EXERCISE PROMPT → Scan the lines below; pull out those with "Document".

MATERIAL FOR THIS TASK →
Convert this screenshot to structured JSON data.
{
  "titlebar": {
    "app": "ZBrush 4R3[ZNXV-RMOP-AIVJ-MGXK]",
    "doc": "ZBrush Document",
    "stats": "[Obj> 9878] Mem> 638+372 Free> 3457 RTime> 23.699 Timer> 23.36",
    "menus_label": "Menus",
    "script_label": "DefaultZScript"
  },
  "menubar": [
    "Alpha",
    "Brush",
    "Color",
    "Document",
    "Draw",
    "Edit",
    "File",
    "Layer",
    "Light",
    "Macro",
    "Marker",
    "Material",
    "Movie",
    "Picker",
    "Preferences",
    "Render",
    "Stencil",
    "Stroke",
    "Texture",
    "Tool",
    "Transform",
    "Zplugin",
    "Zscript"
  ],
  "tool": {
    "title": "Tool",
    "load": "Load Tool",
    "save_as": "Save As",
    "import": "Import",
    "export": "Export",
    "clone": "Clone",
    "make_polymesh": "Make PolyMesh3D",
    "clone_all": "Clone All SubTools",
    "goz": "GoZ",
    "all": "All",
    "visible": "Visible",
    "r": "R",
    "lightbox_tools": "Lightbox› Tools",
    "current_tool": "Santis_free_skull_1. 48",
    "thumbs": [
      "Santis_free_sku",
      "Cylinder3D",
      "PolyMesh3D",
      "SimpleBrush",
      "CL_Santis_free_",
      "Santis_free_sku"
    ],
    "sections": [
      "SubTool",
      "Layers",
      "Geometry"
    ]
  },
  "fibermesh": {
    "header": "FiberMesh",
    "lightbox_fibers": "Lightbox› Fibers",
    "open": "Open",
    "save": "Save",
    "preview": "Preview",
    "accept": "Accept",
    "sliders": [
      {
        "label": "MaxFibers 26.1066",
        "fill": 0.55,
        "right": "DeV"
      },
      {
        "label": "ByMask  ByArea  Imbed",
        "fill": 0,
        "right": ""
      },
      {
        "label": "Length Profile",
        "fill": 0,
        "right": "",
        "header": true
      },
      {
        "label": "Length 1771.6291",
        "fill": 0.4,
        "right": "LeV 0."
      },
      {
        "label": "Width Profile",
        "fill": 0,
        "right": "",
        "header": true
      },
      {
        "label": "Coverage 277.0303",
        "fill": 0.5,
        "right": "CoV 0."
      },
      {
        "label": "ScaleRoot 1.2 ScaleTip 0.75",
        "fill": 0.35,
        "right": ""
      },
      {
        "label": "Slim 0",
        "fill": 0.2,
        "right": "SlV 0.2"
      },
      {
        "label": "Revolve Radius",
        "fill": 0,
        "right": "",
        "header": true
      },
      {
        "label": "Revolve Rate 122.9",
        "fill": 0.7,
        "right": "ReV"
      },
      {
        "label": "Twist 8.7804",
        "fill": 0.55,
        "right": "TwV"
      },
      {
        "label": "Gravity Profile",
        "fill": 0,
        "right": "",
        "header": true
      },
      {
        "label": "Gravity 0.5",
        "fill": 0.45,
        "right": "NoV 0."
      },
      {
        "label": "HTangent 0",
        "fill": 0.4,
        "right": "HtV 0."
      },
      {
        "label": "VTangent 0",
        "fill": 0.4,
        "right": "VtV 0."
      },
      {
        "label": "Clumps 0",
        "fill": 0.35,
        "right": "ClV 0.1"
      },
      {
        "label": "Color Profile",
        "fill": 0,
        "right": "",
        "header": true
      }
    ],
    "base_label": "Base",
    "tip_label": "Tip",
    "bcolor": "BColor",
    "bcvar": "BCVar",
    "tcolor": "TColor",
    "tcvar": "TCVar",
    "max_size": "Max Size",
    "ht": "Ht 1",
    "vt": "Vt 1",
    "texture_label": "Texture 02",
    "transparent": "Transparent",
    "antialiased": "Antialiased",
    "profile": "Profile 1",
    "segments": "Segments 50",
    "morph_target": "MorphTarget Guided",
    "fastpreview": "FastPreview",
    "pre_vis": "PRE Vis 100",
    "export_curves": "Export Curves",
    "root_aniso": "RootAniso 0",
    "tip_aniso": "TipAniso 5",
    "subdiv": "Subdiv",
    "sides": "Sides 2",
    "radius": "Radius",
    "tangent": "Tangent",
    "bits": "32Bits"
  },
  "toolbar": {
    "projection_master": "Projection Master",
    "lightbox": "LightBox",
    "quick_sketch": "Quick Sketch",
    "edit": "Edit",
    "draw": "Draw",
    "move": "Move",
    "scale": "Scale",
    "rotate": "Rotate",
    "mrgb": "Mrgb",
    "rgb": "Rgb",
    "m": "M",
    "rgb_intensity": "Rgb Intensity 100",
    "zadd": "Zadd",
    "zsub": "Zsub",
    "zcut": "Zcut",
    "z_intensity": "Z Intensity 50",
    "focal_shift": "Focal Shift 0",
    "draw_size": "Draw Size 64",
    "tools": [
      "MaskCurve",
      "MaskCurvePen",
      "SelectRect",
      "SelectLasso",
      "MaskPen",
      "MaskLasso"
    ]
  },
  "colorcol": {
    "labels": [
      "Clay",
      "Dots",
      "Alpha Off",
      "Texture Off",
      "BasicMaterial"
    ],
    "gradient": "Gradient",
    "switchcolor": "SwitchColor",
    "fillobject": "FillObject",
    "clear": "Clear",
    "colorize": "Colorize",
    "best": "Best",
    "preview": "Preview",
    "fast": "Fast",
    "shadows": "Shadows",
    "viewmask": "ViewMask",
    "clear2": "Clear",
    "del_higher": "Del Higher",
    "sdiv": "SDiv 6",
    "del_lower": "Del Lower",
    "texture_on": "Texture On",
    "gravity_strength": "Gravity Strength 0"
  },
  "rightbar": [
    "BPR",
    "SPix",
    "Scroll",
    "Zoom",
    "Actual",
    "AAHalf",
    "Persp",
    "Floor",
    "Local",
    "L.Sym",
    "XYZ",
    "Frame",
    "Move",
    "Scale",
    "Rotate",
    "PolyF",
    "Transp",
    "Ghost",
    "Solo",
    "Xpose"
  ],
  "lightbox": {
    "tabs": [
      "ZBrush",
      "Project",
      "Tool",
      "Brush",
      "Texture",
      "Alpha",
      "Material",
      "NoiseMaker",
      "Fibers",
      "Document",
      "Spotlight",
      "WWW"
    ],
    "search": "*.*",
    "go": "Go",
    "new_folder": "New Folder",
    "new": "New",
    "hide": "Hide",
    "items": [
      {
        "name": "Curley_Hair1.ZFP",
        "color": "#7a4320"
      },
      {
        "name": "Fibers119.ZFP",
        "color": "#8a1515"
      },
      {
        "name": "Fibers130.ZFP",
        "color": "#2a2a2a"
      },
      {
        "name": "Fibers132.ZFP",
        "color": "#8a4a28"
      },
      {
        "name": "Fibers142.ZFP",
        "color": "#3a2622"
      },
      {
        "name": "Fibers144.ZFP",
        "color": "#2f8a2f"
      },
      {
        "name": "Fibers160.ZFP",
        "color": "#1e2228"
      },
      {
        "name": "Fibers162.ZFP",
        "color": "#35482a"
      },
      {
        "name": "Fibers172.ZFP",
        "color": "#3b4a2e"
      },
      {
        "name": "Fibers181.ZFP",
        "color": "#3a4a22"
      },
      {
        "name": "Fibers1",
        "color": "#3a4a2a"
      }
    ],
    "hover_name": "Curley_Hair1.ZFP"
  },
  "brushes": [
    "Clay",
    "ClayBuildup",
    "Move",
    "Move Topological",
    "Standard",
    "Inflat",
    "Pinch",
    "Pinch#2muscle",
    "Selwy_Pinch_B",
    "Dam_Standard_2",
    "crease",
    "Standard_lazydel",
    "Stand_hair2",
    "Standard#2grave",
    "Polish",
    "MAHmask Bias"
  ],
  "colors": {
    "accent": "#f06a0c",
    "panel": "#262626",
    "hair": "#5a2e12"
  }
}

OUTPUT OF THE EXERCISE →
    "doc": "ZBrush Document",
    "Document",
      "Document",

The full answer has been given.